**Consigne donnée:**
Recopiez toutes les lignes ci-dessous en substituant « nom-de-lieu » à « place-label » partout, sans rien modifier d'autre. N'incluez pas les images dans votre réponse.

**Lignes fournies:**
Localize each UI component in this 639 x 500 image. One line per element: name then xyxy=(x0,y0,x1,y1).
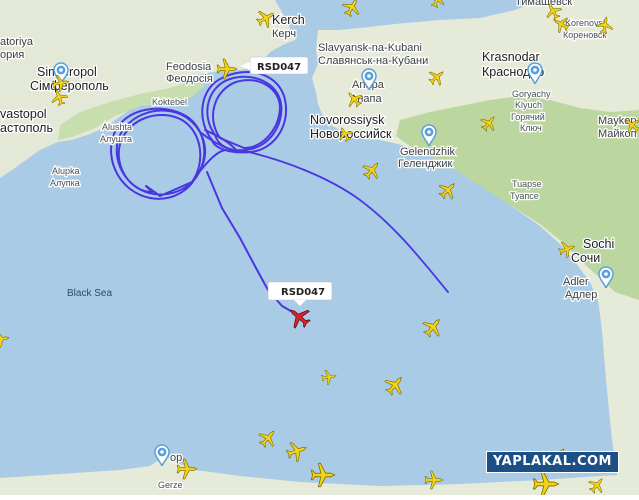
place-label: Сочи xyxy=(571,251,600,265)
place-label: op xyxy=(170,452,182,464)
place-label: Krasnodar xyxy=(482,50,540,64)
place-label: Alushta xyxy=(102,122,132,132)
place-label: Алушта xyxy=(100,134,132,144)
place-label: atoriya xyxy=(0,36,34,48)
place-label: Ключ xyxy=(520,123,542,133)
place-label: Adler xyxy=(563,276,589,288)
place-label: ория xyxy=(0,49,24,61)
place-label: vastopol xyxy=(0,107,47,121)
place-label: Кореновск xyxy=(563,30,606,40)
place-label: Геленджик xyxy=(398,158,453,170)
sea-label: Black Sea xyxy=(67,288,112,299)
place-label: Тимашевск xyxy=(515,0,572,8)
place-label: Novorossiysk xyxy=(310,113,385,127)
place-label: Алупка xyxy=(50,178,80,188)
place-label: астополь xyxy=(0,121,53,135)
place-label: Славянськ-на-Кубани xyxy=(318,55,428,67)
place-label: Керч xyxy=(272,28,296,40)
place-label: Goryachy xyxy=(512,89,551,99)
tracked-flight-start-tag[interactable]: RSD047 xyxy=(240,57,308,74)
place-label: Gerze xyxy=(158,480,183,490)
place-label: Адлер xyxy=(565,289,597,301)
place-label: Sochi xyxy=(583,237,614,251)
place-label: Koktebel xyxy=(152,97,187,107)
place-label: Klyuch xyxy=(515,100,542,110)
tracked-flight-start-label: RSD047 xyxy=(257,62,301,73)
place-label: Kerch xyxy=(272,13,305,27)
place-label: Tuapse xyxy=(512,179,542,189)
flight-map[interactable]: Black Sea Kerch Керч Тимашевск Korenovsk… xyxy=(0,0,639,495)
place-label: Alupka xyxy=(52,166,80,176)
place-label: Feodosia xyxy=(166,61,212,73)
tracked-flight-callsign: RSD047 xyxy=(281,287,325,298)
place-label: Феодосія xyxy=(166,73,213,85)
place-label: Туапсе xyxy=(510,191,539,201)
place-label: Горячий xyxy=(511,112,545,122)
place-label: Slavyansk-na-Kubani xyxy=(318,42,422,54)
place-label: Сімферополь xyxy=(30,79,109,93)
place-label: Gelendzhik xyxy=(400,146,456,158)
watermark: YAPLAKAL.COM xyxy=(486,451,619,473)
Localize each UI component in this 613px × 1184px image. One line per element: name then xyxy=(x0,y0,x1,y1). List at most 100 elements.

**Réponse complète:**
Localize each UI component in this 639 x 500 image. One line per element: name then xyxy=(x0,y0,x1,y1).
nom-de-lieu: Сочи xyxy=(571,251,600,265)
nom-de-lieu: op xyxy=(170,452,182,464)
nom-de-lieu: Krasnodar xyxy=(482,50,540,64)
nom-de-lieu: Alushta xyxy=(102,122,132,132)
nom-de-lieu: Алушта xyxy=(100,134,132,144)
nom-de-lieu: atoriya xyxy=(0,36,34,48)
nom-de-lieu: Ключ xyxy=(520,123,542,133)
nom-de-lieu: Adler xyxy=(563,276,589,288)
nom-de-lieu: ория xyxy=(0,49,24,61)
nom-de-lieu: vastopol xyxy=(0,107,47,121)
nom-de-lieu: Кореновск xyxy=(563,30,606,40)
nom-de-lieu: Геленджик xyxy=(398,158,453,170)
sea-label: Black Sea xyxy=(67,288,112,299)
nom-de-lieu: Тимашевск xyxy=(515,0,572,8)
nom-de-lieu: Novorossiysk xyxy=(310,113,385,127)
nom-de-lieu: Алупка xyxy=(50,178,80,188)
nom-de-lieu: астополь xyxy=(0,121,53,135)
nom-de-lieu: Славянськ-на-Кубани xyxy=(318,55,428,67)
nom-de-lieu: Керч xyxy=(272,28,296,40)
nom-de-lieu: Goryachy xyxy=(512,89,551,99)
tracked-flight-start-tag[interactable]: RSD047 xyxy=(240,57,308,74)
nom-de-lieu: Gerze xyxy=(158,480,183,490)
nom-de-lieu: Адлер xyxy=(565,289,597,301)
nom-de-lieu: Sochi xyxy=(583,237,614,251)
nom-de-lieu: Koktebel xyxy=(152,97,187,107)
nom-de-lieu: Klyuch xyxy=(515,100,542,110)
tracked-flight-start-label: RSD047 xyxy=(257,62,301,73)
nom-de-lieu: Kerch xyxy=(272,13,305,27)
nom-de-lieu: Tuapse xyxy=(512,179,542,189)
flight-map[interactable]: Black Sea Kerch Керч Тимашевск Korenovsk… xyxy=(0,0,639,495)
nom-de-lieu: Alupka xyxy=(52,166,80,176)
nom-de-lieu: Feodosia xyxy=(166,61,212,73)
tracked-flight-callsign: RSD047 xyxy=(281,287,325,298)
nom-de-lieu: Феодосія xyxy=(166,73,213,85)
nom-de-lieu: Туапсе xyxy=(510,191,539,201)
nom-de-lieu: Горячий xyxy=(511,112,545,122)
nom-de-lieu: Slavyansk-na-Kubani xyxy=(318,42,422,54)
nom-de-lieu: Сімферополь xyxy=(30,79,109,93)
nom-de-lieu: Gelendzhik xyxy=(400,146,456,158)
watermark: YAPLAKAL.COM xyxy=(486,451,619,473)
Localize each UI component in this 613px × 1184px image. One line per element: name then xyxy=(x0,y0,x1,y1). List at most 100 elements.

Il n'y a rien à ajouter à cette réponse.